### TASK DETAILS
Every entry below should be printed exactly, without its images.

### LISTED RECORDS
────────

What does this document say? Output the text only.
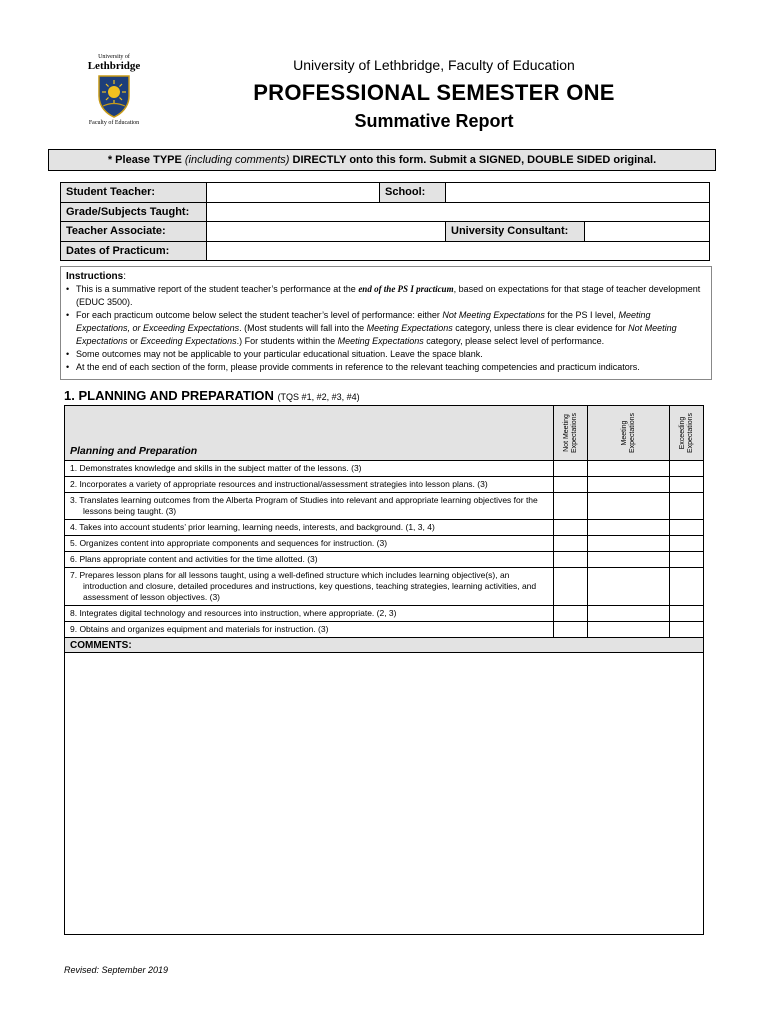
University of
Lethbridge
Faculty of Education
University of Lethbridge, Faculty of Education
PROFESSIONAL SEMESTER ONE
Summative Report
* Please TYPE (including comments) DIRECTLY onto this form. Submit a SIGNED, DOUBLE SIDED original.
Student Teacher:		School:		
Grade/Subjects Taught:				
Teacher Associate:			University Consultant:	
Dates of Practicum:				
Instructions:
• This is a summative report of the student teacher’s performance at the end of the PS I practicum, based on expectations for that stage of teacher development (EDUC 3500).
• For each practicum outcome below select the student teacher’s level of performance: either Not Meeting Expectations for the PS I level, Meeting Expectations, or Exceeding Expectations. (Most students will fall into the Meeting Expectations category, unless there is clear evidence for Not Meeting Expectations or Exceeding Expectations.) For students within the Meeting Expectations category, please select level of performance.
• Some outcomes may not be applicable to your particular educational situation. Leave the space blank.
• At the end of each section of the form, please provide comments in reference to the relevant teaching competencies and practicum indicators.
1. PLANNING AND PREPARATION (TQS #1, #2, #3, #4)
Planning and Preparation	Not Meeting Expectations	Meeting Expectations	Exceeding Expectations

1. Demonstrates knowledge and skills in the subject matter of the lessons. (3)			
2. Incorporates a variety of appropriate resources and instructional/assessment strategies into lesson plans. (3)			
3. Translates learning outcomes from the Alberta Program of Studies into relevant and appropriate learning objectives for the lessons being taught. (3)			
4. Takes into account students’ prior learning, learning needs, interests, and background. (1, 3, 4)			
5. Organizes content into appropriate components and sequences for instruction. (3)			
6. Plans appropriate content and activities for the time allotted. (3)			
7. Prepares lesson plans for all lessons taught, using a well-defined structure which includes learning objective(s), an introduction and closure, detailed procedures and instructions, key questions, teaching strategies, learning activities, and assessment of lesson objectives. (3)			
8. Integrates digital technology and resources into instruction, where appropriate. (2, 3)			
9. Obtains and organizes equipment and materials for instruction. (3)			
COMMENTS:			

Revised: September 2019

────────

### RIGHT ANSWER
What does this document say? Output the text only.
University of
Lethbridge
Faculty of Education
University of Lethbridge, Faculty of Education
PROFESSIONAL SEMESTER ONE
Summative Report
* Please TYPE (including comments) DIRECTLY onto this form. Submit a SIGNED, DOUBLE SIDED original.
Student Teacher:		School:		
Grade/Subjects Taught:				
Teacher Associate:			University Consultant:	
Dates of Practicum:				
Instructions:
• This is a summative report of the student teacher’s performance at the end of the PS I practicum, based on expectations for that stage of teacher development (EDUC 3500).
• For each practicum outcome below select the student teacher’s level of performance: either Not Meeting Expectations for the PS I level, Meeting Expectations, or Exceeding Expectations. (Most students will fall into the Meeting Expectations category, unless there is clear evidence for Not Meeting Expectations or Exceeding Expectations.) For students within the Meeting Expectations category, please select level of performance.
• Some outcomes may not be applicable to your particular educational situation. Leave the space blank.
• At the end of each section of the form, please provide comments in reference to the relevant teaching competencies and practicum indicators.
1. PLANNING AND PREPARATION (TQS #1, #2, #3, #4)
Planning and Preparation	Not Meeting Expectations	Meeting Expectations	Exceeding Expectations

1. Demonstrates knowledge and skills in the subject matter of the lessons. (3)			
2. Incorporates a variety of appropriate resources and instructional/assessment strategies into lesson plans. (3)			
3. Translates learning outcomes from the Alberta Program of Studies into relevant and appropriate learning objectives for the lessons being taught. (3)			
4. Takes into account students’ prior learning, learning needs, interests, and background. (1, 3, 4)			
5. Organizes content into appropriate components and sequences for instruction. (3)			
6. Plans appropriate content and activities for the time allotted. (3)			
7. Prepares lesson plans for all lessons taught, using a well-defined structure which includes learning objective(s), an introduction and closure, detailed procedures and instructions, key questions, teaching strategies, learning activities, and assessment of lesson objectives. (3)			
8. Integrates digital technology and resources into instruction, where appropriate. (2, 3)			
9. Obtains and organizes equipment and materials for instruction. (3)			
COMMENTS:			

Revised: September 2019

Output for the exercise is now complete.